[Data entries]
··········

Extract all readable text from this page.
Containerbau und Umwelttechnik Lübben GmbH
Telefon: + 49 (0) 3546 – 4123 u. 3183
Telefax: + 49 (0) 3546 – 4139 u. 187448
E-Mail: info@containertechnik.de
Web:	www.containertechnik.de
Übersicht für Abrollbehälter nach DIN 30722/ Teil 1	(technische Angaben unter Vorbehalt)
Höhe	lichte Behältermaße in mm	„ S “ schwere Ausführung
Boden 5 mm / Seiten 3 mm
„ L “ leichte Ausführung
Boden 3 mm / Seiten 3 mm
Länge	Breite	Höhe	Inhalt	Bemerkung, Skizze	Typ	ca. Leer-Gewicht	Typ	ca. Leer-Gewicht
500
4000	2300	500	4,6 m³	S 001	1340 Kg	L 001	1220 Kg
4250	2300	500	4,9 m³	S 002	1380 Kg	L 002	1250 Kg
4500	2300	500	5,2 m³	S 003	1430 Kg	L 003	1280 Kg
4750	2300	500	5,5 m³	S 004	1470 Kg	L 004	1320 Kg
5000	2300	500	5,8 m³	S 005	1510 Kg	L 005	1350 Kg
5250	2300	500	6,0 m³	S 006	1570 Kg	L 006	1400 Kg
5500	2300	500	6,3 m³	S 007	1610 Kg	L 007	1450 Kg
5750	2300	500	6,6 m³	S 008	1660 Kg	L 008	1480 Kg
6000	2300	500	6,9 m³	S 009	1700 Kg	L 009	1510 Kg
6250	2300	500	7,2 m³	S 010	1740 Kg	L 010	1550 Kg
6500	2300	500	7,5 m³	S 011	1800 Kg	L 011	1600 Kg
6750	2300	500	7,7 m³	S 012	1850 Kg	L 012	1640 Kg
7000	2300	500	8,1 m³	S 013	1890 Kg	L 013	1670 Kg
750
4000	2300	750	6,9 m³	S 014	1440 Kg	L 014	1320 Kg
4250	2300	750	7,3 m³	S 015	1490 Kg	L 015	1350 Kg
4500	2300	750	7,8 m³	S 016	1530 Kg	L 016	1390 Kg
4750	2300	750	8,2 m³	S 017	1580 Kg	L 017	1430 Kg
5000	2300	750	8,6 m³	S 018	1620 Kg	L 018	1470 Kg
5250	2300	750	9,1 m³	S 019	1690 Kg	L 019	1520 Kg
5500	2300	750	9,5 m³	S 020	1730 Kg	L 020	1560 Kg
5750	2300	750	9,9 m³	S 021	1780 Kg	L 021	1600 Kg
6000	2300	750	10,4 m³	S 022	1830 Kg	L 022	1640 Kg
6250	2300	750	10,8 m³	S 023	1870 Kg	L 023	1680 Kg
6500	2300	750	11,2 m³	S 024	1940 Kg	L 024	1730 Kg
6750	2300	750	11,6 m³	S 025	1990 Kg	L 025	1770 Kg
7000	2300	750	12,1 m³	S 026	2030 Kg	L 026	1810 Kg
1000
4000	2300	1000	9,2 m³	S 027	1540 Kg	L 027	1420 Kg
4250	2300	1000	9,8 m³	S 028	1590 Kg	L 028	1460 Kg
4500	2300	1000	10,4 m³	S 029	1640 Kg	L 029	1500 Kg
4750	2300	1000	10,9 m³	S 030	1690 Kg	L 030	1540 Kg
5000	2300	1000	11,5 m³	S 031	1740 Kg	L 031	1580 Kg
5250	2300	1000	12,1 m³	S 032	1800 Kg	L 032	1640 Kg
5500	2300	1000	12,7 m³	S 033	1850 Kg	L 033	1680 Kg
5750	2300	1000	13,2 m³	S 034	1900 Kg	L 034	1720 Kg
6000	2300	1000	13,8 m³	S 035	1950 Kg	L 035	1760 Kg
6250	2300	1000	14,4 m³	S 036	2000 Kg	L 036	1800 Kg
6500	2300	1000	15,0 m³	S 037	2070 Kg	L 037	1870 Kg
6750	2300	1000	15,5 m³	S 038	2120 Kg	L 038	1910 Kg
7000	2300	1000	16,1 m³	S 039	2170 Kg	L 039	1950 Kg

··········

What is needed:
Select the lines from the entries that include the word "Höhe".

Output for this task:
Höhe	lichte Behältermaße in mm	„ S “ schwere Ausführung
Länge	Breite	Höhe	Inhalt	Bemerkung, Skizze	Typ	ca. Leer-Gewicht	Typ	ca. Leer-Gewicht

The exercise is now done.